INSTRUCTIONS TO FOLLOW |
Write the listing below out again exactly, dropping the images.

RAW DATA start

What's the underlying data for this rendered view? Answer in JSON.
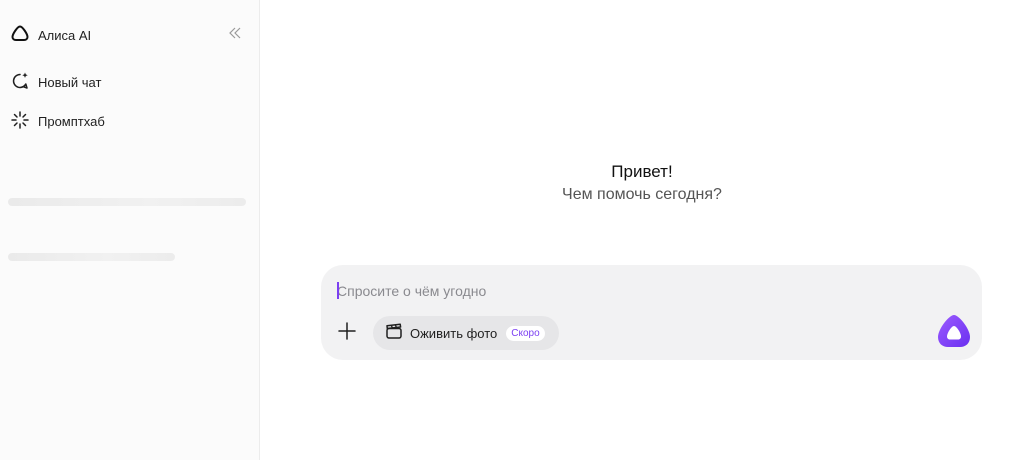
{
  "sidebar": {
    "brand": {
      "name": "Алиса AI",
      "icon": "alice-logo-icon"
    },
    "collapse_icon": "collapse-double-chevron-left-icon",
    "items": [
      {
        "label": "Новый чат",
        "icon": "new-chat-bubble-icon"
      },
      {
        "label": "Промптхаб",
        "icon": "sparkle-burst-icon"
      }
    ]
  },
  "main": {
    "greeting": {
      "title": "Привет!",
      "subtitle": "Чем помочь сегодня?"
    },
    "composer": {
      "placeholder": "Спросите о чём угодно",
      "value": "",
      "attach_icon": "plus-icon",
      "chip": {
        "label": "Оживить фото",
        "badge": "Скоро",
        "icon": "clapperboard-icon"
      },
      "send_icon": "alice-send-icon"
    }
  },
  "colors": {
    "accent": "#7b3ff2",
    "sidebar_bg": "#fbfbfb",
    "composer_bg": "#f2f2f3",
    "chip_bg": "#e6e6e8"
  }
}
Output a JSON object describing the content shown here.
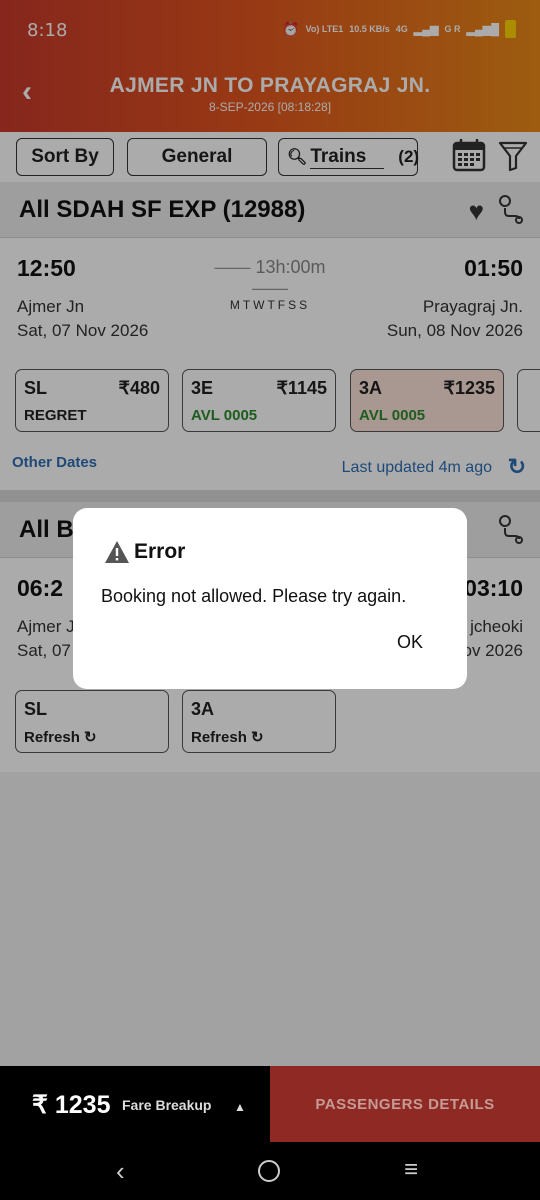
{
  "status": {
    "time": "8:18",
    "net1": "Vo) LTE1",
    "speed": "10.5 KB/s",
    "net2": "4G",
    "net3": "G R"
  },
  "header": {
    "title": "AJMER JN TO PRAYAGRAJ JN.",
    "subtitle": "8-SEP-2026 [08:18:28]"
  },
  "filters": {
    "sort": "Sort By",
    "quota": "General",
    "trains_label": "Trains",
    "trains_count": "(2)"
  },
  "train1": {
    "name": "All SDAH SF EXP (12988)",
    "dep_time": "12:50",
    "arr_time": "01:50",
    "duration": "13h:00m",
    "days": "MTWTFSS",
    "from": "Ajmer Jn",
    "from_date": "Sat, 07 Nov 2026",
    "to": "Prayagraj Jn.",
    "to_date": "Sun, 08 Nov 2026",
    "classes": [
      {
        "name": "SL",
        "price": "₹480",
        "status": "REGRET"
      },
      {
        "name": "3E",
        "price": "₹1145",
        "status": "AVL 0005"
      },
      {
        "name": "3A",
        "price": "₹1235",
        "status": "AVL 0005"
      }
    ],
    "other_dates": "Other Dates",
    "last_updated": "Last updated 4m ago"
  },
  "train2": {
    "name_partial": "All B",
    "dep_partial": "06:2",
    "arr_partial": "03:10",
    "from_partial": "Ajmer J",
    "from_date_partial": "Sat, 07",
    "to_partial": "jcheoki",
    "to_date_partial": "ov 2026",
    "classes": [
      {
        "name": "SL",
        "status": "Refresh"
      },
      {
        "name": "3A",
        "status": "Refresh"
      }
    ]
  },
  "dialog": {
    "title": "Error",
    "message": "Booking not allowed. Please try again.",
    "ok": "OK"
  },
  "footer": {
    "fare": "₹ 1235",
    "fare_breakup": "Fare Breakup",
    "passengers": "PASSENGERS DETAILS"
  }
}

RAW DATA end

THE RESPONSE |
What's the underlying data for this rendered view? Answer in JSON.
{
  "sidebar": {
    "brand": {
      "name": "Алиса AI",
      "icon": "alice-logo-icon"
    },
    "collapse_icon": "collapse-double-chevron-left-icon",
    "items": [
      {
        "label": "Новый чат",
        "icon": "new-chat-bubble-icon"
      },
      {
        "label": "Промптхаб",
        "icon": "sparkle-burst-icon"
      }
    ]
  },
  "main": {
    "greeting": {
      "title": "Привет!",
      "subtitle": "Чем помочь сегодня?"
    },
    "composer": {
      "placeholder": "Спросите о чём угодно",
      "value": "",
      "attach_icon": "plus-icon",
      "chip": {
        "label": "Оживить фото",
        "badge": "Скоро",
        "icon": "clapperboard-icon"
      },
      "send_icon": "alice-send-icon"
    }
  },
  "colors": {
    "accent": "#7b3ff2",
    "sidebar_bg": "#fbfbfb",
    "composer_bg": "#f2f2f3",
    "chip_bg": "#e6e6e8"
  }
}
Output a JSON object describing the content shown here.
{
  "status": {
    "time": "8:18",
    "net1": "Vo) LTE1",
    "speed": "10.5 KB/s",
    "net2": "4G",
    "net3": "G R"
  },
  "header": {
    "title": "AJMER JN TO PRAYAGRAJ JN.",
    "subtitle": "8-SEP-2026 [08:18:28]"
  },
  "filters": {
    "sort": "Sort By",
    "quota": "General",
    "trains_label": "Trains",
    "trains_count": "(2)"
  },
  "train1": {
    "name": "All SDAH SF EXP (12988)",
    "dep_time": "12:50",
    "arr_time": "01:50",
    "duration": "13h:00m",
    "days": "MTWTFSS",
    "from": "Ajmer Jn",
    "from_date": "Sat, 07 Nov 2026",
    "to": "Prayagraj Jn.",
    "to_date": "Sun, 08 Nov 2026",
    "classes": [
      {
        "name": "SL",
        "price": "₹480",
        "status": "REGRET"
      },
      {
        "name": "3E",
        "price": "₹1145",
        "status": "AVL 0005"
      },
      {
        "name": "3A",
        "price": "₹1235",
        "status": "AVL 0005"
      }
    ],
    "other_dates": "Other Dates",
    "last_updated": "Last updated 4m ago"
  },
  "train2": {
    "name_partial": "All B",
    "dep_partial": "06:2",
    "arr_partial": "03:10",
    "from_partial": "Ajmer J",
    "from_date_partial": "Sat, 07",
    "to_partial": "jcheoki",
    "to_date_partial": "ov 2026",
    "classes": [
      {
        "name": "SL",
        "status": "Refresh"
      },
      {
        "name": "3A",
        "status": "Refresh"
      }
    ]
  },
  "dialog": {
    "title": "Error",
    "message": "Booking not allowed. Please try again.",
    "ok": "OK"
  },
  "footer": {
    "fare": "₹ 1235",
    "fare_breakup": "Fare Breakup",
    "passengers": "PASSENGERS DETAILS"
  }
}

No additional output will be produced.